--- Start of DATA TO PROCESS ---

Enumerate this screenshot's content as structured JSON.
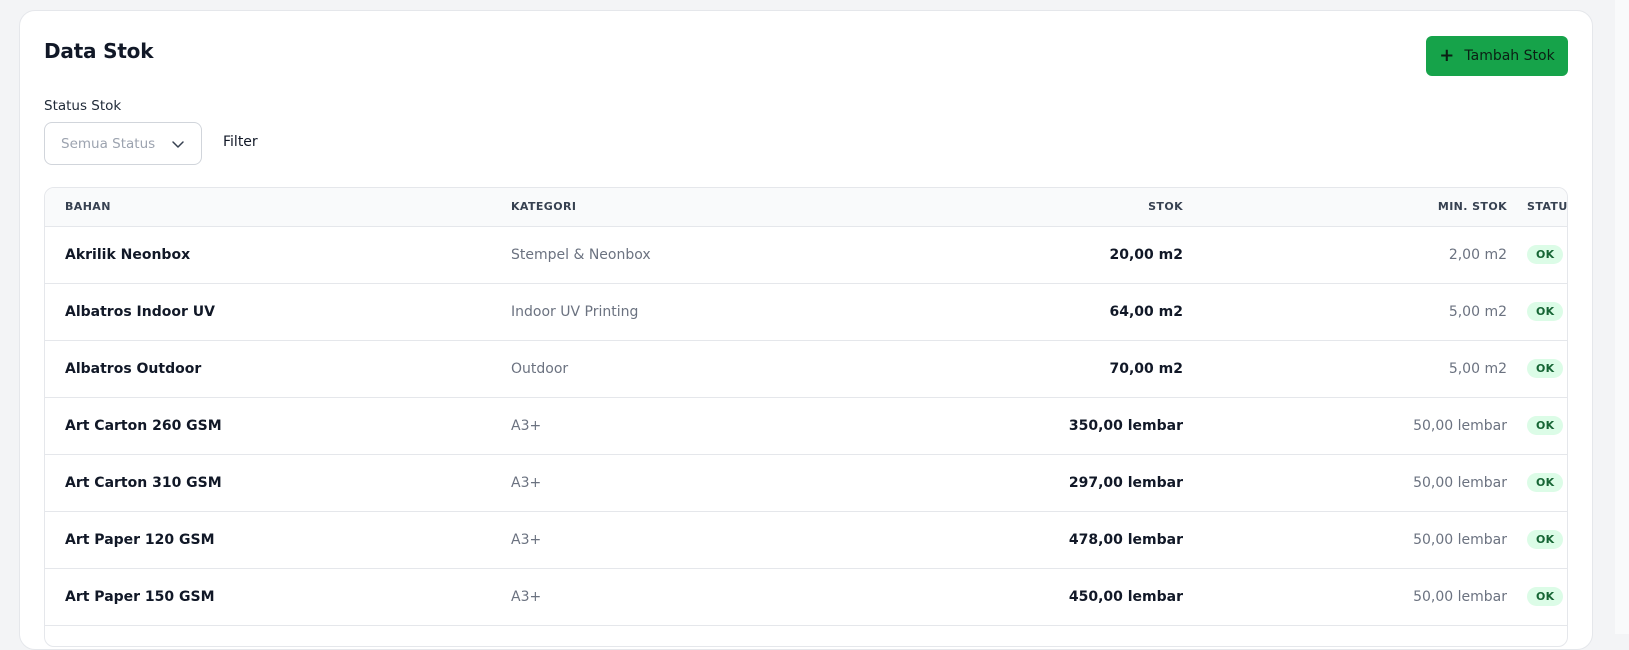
{
  "header": {
    "title": "Data Stok",
    "add_button_label": "Tambah Stok"
  },
  "filters": {
    "status_label": "Status Stok",
    "status_value": "Semua Status",
    "filter_button_label": "Filter"
  },
  "table": {
    "columns": [
      "BAHAN",
      "KATEGORI",
      "STOK",
      "MIN. STOK",
      "STATUS"
    ],
    "rows": [
      {
        "bahan": "Akrilik Neonbox",
        "kategori": "Stempel & Neonbox",
        "stok": "20,00 m2",
        "min_stok": "2,00 m2",
        "status": "OK"
      },
      {
        "bahan": "Albatros Indoor UV",
        "kategori": "Indoor UV Printing",
        "stok": "64,00 m2",
        "min_stok": "5,00 m2",
        "status": "OK"
      },
      {
        "bahan": "Albatros Outdoor",
        "kategori": "Outdoor",
        "stok": "70,00 m2",
        "min_stok": "5,00 m2",
        "status": "OK"
      },
      {
        "bahan": "Art Carton 260 GSM",
        "kategori": "A3+",
        "stok": "350,00 lembar",
        "min_stok": "50,00 lembar",
        "status": "OK"
      },
      {
        "bahan": "Art Carton 310 GSM",
        "kategori": "A3+",
        "stok": "297,00 lembar",
        "min_stok": "50,00 lembar",
        "status": "OK"
      },
      {
        "bahan": "Art Paper 120 GSM",
        "kategori": "A3+",
        "stok": "478,00 lembar",
        "min_stok": "50,00 lembar",
        "status": "OK"
      },
      {
        "bahan": "Art Paper 150 GSM",
        "kategori": "A3+",
        "stok": "450,00 lembar",
        "min_stok": "50,00 lembar",
        "status": "OK"
      }
    ]
  },
  "colors": {
    "primary_button": "#16a34a",
    "ok_badge_bg": "#dcfce7",
    "ok_badge_text": "#166534"
  },
  "icons": {
    "add_button": "plus-icon",
    "select": "chevron-down-icon"
  }
}
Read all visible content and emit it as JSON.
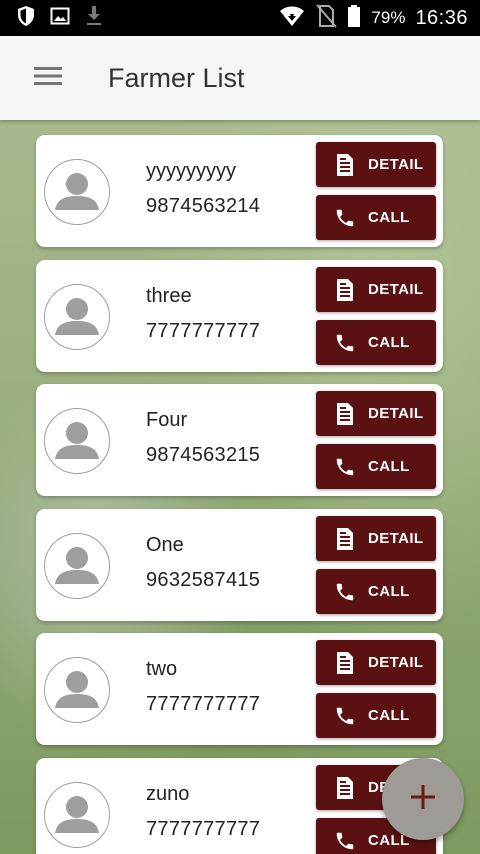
{
  "status_bar": {
    "battery_percent": "79%",
    "time": "16:36",
    "icons": [
      "shield-icon",
      "image-icon",
      "download-icon",
      "wifi-icon",
      "no-sim-icon",
      "battery-icon"
    ]
  },
  "app_bar": {
    "title": "Farmer List",
    "menu_icon": "hamburger-menu-icon"
  },
  "farmers": [
    {
      "name": "yyyyyyyyy",
      "phone": "9874563214",
      "detail_label": "DETAIL",
      "call_label": "CALL"
    },
    {
      "name": "three",
      "phone": "7777777777",
      "detail_label": "DETAIL",
      "call_label": "CALL"
    },
    {
      "name": "Four",
      "phone": "9874563215",
      "detail_label": "DETAIL",
      "call_label": "CALL"
    },
    {
      "name": "One",
      "phone": "9632587415",
      "detail_label": "DETAIL",
      "call_label": "CALL"
    },
    {
      "name": "two",
      "phone": "7777777777",
      "detail_label": "DETAIL",
      "call_label": "CALL"
    },
    {
      "name": "zuno",
      "phone": "7777777777",
      "detail_label": "DETAIL",
      "call_label": "CALL"
    }
  ],
  "fab": {
    "icon": "plus-icon"
  },
  "colors": {
    "button": "#5b1111",
    "fab": "#9e9b97",
    "fab_icon": "#6b1a1a",
    "app_bar": "#f5f5f5"
  }
}
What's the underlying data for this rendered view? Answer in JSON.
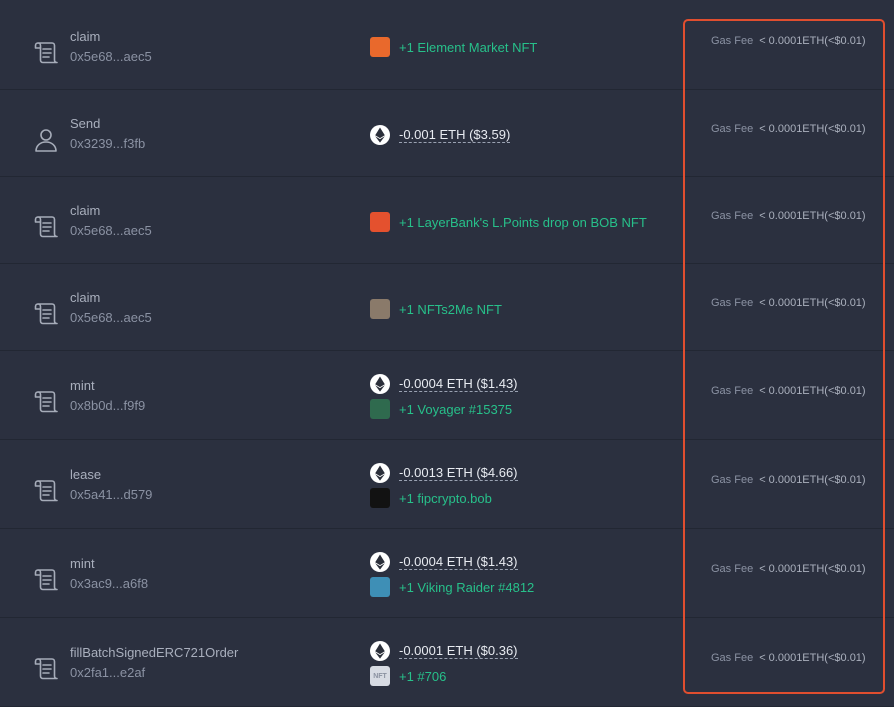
{
  "transactions": [
    {
      "method": "claim",
      "address": "0x5e68...aec5",
      "icon": "scroll-icon",
      "changes": [
        {
          "kind": "nft",
          "text": "+1 Element Market NFT",
          "nft_icon": "element-market-nft-icon",
          "bg": "#e9692c"
        }
      ],
      "gas": {
        "label": "Gas Fee",
        "value": "< 0.0001ETH(<$0.01)"
      }
    },
    {
      "method": "Send",
      "address": "0x3239...f3fb",
      "icon": "user-icon",
      "changes": [
        {
          "kind": "eth",
          "text": "-0.001 ETH ($3.59)"
        }
      ],
      "gas": {
        "label": "Gas Fee",
        "value": "< 0.0001ETH(<$0.01)"
      }
    },
    {
      "method": "claim",
      "address": "0x5e68...aec5",
      "icon": "scroll-icon",
      "changes": [
        {
          "kind": "nft",
          "text": "+1 LayerBank's L.Points drop on BOB NFT",
          "nft_icon": "layerbank-nft-icon",
          "bg": "#e4512e"
        }
      ],
      "gas": {
        "label": "Gas Fee",
        "value": "< 0.0001ETH(<$0.01)"
      }
    },
    {
      "method": "claim",
      "address": "0x5e68...aec5",
      "icon": "scroll-icon",
      "changes": [
        {
          "kind": "nft",
          "text": "+1 NFTs2Me NFT",
          "nft_icon": "nfts2me-nft-icon",
          "bg": "#8a7a6a"
        }
      ],
      "gas": {
        "label": "Gas Fee",
        "value": "< 0.0001ETH(<$0.01)"
      }
    },
    {
      "method": "mint",
      "address": "0x8b0d...f9f9",
      "icon": "scroll-icon",
      "changes": [
        {
          "kind": "eth",
          "text": "-0.0004 ETH ($1.43)"
        },
        {
          "kind": "nft",
          "text": "+1 Voyager #15375",
          "nft_icon": "voyager-nft-icon",
          "bg": "#2f6a4e"
        }
      ],
      "gas": {
        "label": "Gas Fee",
        "value": "< 0.0001ETH(<$0.01)"
      }
    },
    {
      "method": "lease",
      "address": "0x5a41...d579",
      "icon": "scroll-icon",
      "changes": [
        {
          "kind": "eth",
          "text": "-0.0013 ETH ($4.66)"
        },
        {
          "kind": "nft",
          "text": "+1 fipcrypto.bob",
          "nft_icon": "fipcrypto-nft-icon",
          "bg": "#121212"
        }
      ],
      "gas": {
        "label": "Gas Fee",
        "value": "< 0.0001ETH(<$0.01)"
      }
    },
    {
      "method": "mint",
      "address": "0x3ac9...a6f8",
      "icon": "scroll-icon",
      "changes": [
        {
          "kind": "eth",
          "text": "-0.0004 ETH ($1.43)"
        },
        {
          "kind": "nft",
          "text": "+1 Viking Raider #4812",
          "nft_icon": "viking-raider-nft-icon",
          "bg": "#3e8fb6"
        }
      ],
      "gas": {
        "label": "Gas Fee",
        "value": "< 0.0001ETH(<$0.01)"
      }
    },
    {
      "method": "fillBatchSignedERC721Order",
      "address": "0x2fa1...e2af",
      "icon": "scroll-icon",
      "changes": [
        {
          "kind": "eth",
          "text": "-0.0001 ETH ($0.36)"
        },
        {
          "kind": "nft",
          "text": "+1 #706",
          "nft_icon": "generic-nft-icon",
          "bg": "#d7dbe3",
          "badge_text": "NFT"
        }
      ],
      "gas": {
        "label": "Gas Fee",
        "value": "< 0.0001ETH(<$0.01)"
      }
    }
  ],
  "colors": {
    "background": "#2b303f",
    "positive": "#27c08a",
    "negative": "#e8ebf1",
    "highlight": "#e04e2f"
  }
}
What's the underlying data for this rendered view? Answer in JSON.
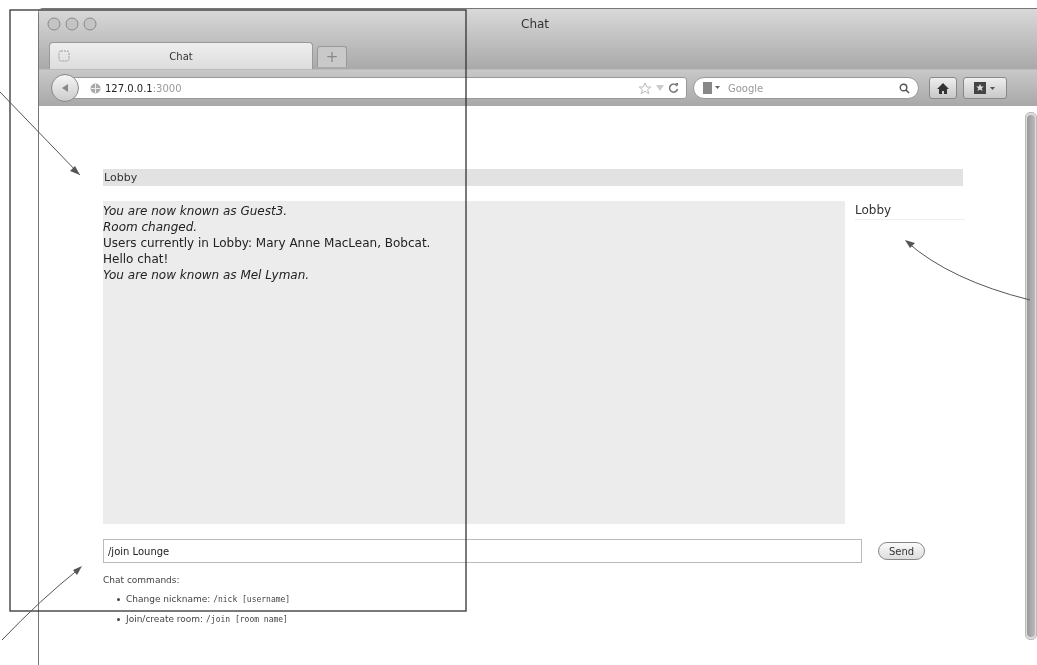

--- End of DATA TO PROCESS ---

## EXERCISE DETAILS
Copy the whole of the material above exactly, but not its images.

## RESPONSE TO THIS EXERCISE
Enumerate this screenshot's content as structured JSON.
{
  "header": {
    "title": "Data Stok",
    "add_button_label": "Tambah Stok"
  },
  "filters": {
    "status_label": "Status Stok",
    "status_value": "Semua Status",
    "filter_button_label": "Filter"
  },
  "table": {
    "columns": [
      "BAHAN",
      "KATEGORI",
      "STOK",
      "MIN. STOK",
      "STATUS"
    ],
    "rows": [
      {
        "bahan": "Akrilik Neonbox",
        "kategori": "Stempel & Neonbox",
        "stok": "20,00 m2",
        "min_stok": "2,00 m2",
        "status": "OK"
      },
      {
        "bahan": "Albatros Indoor UV",
        "kategori": "Indoor UV Printing",
        "stok": "64,00 m2",
        "min_stok": "5,00 m2",
        "status": "OK"
      },
      {
        "bahan": "Albatros Outdoor",
        "kategori": "Outdoor",
        "stok": "70,00 m2",
        "min_stok": "5,00 m2",
        "status": "OK"
      },
      {
        "bahan": "Art Carton 260 GSM",
        "kategori": "A3+",
        "stok": "350,00 lembar",
        "min_stok": "50,00 lembar",
        "status": "OK"
      },
      {
        "bahan": "Art Carton 310 GSM",
        "kategori": "A3+",
        "stok": "297,00 lembar",
        "min_stok": "50,00 lembar",
        "status": "OK"
      },
      {
        "bahan": "Art Paper 120 GSM",
        "kategori": "A3+",
        "stok": "478,00 lembar",
        "min_stok": "50,00 lembar",
        "status": "OK"
      },
      {
        "bahan": "Art Paper 150 GSM",
        "kategori": "A3+",
        "stok": "450,00 lembar",
        "min_stok": "50,00 lembar",
        "status": "OK"
      }
    ]
  },
  "colors": {
    "primary_button": "#16a34a",
    "ok_badge_bg": "#dcfce7",
    "ok_badge_text": "#166534"
  },
  "icons": {
    "add_button": "plus-icon",
    "select": "chevron-down-icon"
  }
}
Read all visible content and emit it as JSON.
{
  "status_bar": {
    "battery_percent": "79%",
    "time": "16:36",
    "icons": [
      "shield-icon",
      "image-icon",
      "download-icon",
      "wifi-icon",
      "no-sim-icon",
      "battery-icon"
    ]
  },
  "app_bar": {
    "title": "Farmer List",
    "menu_icon": "hamburger-menu-icon"
  },
  "farmers": [
    {
      "name": "yyyyyyyyy",
      "phone": "9874563214",
      "detail_label": "DETAIL",
      "call_label": "CALL"
    },
    {
      "name": "three",
      "phone": "7777777777",
      "detail_label": "DETAIL",
      "call_label": "CALL"
    },
    {
      "name": "Four",
      "phone": "9874563215",
      "detail_label": "DETAIL",
      "call_label": "CALL"
    },
    {
      "name": "One",
      "phone": "9632587415",
      "detail_label": "DETAIL",
      "call_label": "CALL"
    },
    {
      "name": "two",
      "phone": "7777777777",
      "detail_label": "DETAIL",
      "call_label": "CALL"
    },
    {
      "name": "zuno",
      "phone": "7777777777",
      "detail_label": "DETAIL",
      "call_label": "CALL"
    }
  ],
  "fab": {
    "icon": "plus-icon"
  },
  "colors": {
    "button": "#5b1111",
    "fab": "#9e9b97",
    "fab_icon": "#6b1a1a",
    "app_bar": "#f5f5f5"
  }
}
What's the underlying data for this rendered view? Answer in JSON.
{
  "transactions": [
    {
      "method": "claim",
      "address": "0x5e68...aec5",
      "icon": "scroll-icon",
      "changes": [
        {
          "kind": "nft",
          "text": "+1 Element Market NFT",
          "nft_icon": "element-market-nft-icon",
          "bg": "#e9692c"
        }
      ],
      "gas": {
        "label": "Gas Fee",
        "value": "< 0.0001ETH(<$0.01)"
      }
    },
    {
      "method": "Send",
      "address": "0x3239...f3fb",
      "icon": "user-icon",
      "changes": [
        {
          "kind": "eth",
          "text": "-0.001 ETH ($3.59)"
        }
      ],
      "gas": {
        "label": "Gas Fee",
        "value": "< 0.0001ETH(<$0.01)"
      }
    },
    {
      "method": "claim",
      "address": "0x5e68...aec5",
      "icon": "scroll-icon",
      "changes": [
        {
          "kind": "nft",
          "text": "+1 LayerBank's L.Points drop on BOB NFT",
          "nft_icon": "layerbank-nft-icon",
          "bg": "#e4512e"
        }
      ],
      "gas": {
        "label": "Gas Fee",
        "value": "< 0.0001ETH(<$0.01)"
      }
    },
    {
      "method": "claim",
      "address": "0x5e68...aec5",
      "icon": "scroll-icon",
      "changes": [
        {
          "kind": "nft",
          "text": "+1 NFTs2Me NFT",
          "nft_icon": "nfts2me-nft-icon",
          "bg": "#8a7a6a"
        }
      ],
      "gas": {
        "label": "Gas Fee",
        "value": "< 0.0001ETH(<$0.01)"
      }
    },
    {
      "method": "mint",
      "address": "0x8b0d...f9f9",
      "icon": "scroll-icon",
      "changes": [
        {
          "kind": "eth",
          "text": "-0.0004 ETH ($1.43)"
        },
        {
          "kind": "nft",
          "text": "+1 Voyager #15375",
          "nft_icon": "voyager-nft-icon",
          "bg": "#2f6a4e"
        }
      ],
      "gas": {
        "label": "Gas Fee",
        "value": "< 0.0001ETH(<$0.01)"
      }
    },
    {
      "method": "lease",
      "address": "0x5a41...d579",
      "icon": "scroll-icon",
      "changes": [
        {
          "kind": "eth",
          "text": "-0.0013 ETH ($4.66)"
        },
        {
          "kind": "nft",
          "text": "+1 fipcrypto.bob",
          "nft_icon": "fipcrypto-nft-icon",
          "bg": "#121212"
        }
      ],
      "gas": {
        "label": "Gas Fee",
        "value": "< 0.0001ETH(<$0.01)"
      }
    },
    {
      "method": "mint",
      "address": "0x3ac9...a6f8",
      "icon": "scroll-icon",
      "changes": [
        {
          "kind": "eth",
          "text": "-0.0004 ETH ($1.43)"
        },
        {
          "kind": "nft",
          "text": "+1 Viking Raider #4812",
          "nft_icon": "viking-raider-nft-icon",
          "bg": "#3e8fb6"
        }
      ],
      "gas": {
        "label": "Gas Fee",
        "value": "< 0.0001ETH(<$0.01)"
      }
    },
    {
      "method": "fillBatchSignedERC721Order",
      "address": "0x2fa1...e2af",
      "icon": "scroll-icon",
      "changes": [
        {
          "kind": "eth",
          "text": "-0.0001 ETH ($0.36)"
        },
        {
          "kind": "nft",
          "text": "+1 #706",
          "nft_icon": "generic-nft-icon",
          "bg": "#d7dbe3",
          "badge_text": "NFT"
        }
      ],
      "gas": {
        "label": "Gas Fee",
        "value": "< 0.0001ETH(<$0.01)"
      }
    }
  ],
  "colors": {
    "background": "#2b303f",
    "positive": "#27c08a",
    "negative": "#e8ebf1",
    "highlight": "#e04e2f"
  }
}
What's the underlying data for this rendered view? Answer in JSON.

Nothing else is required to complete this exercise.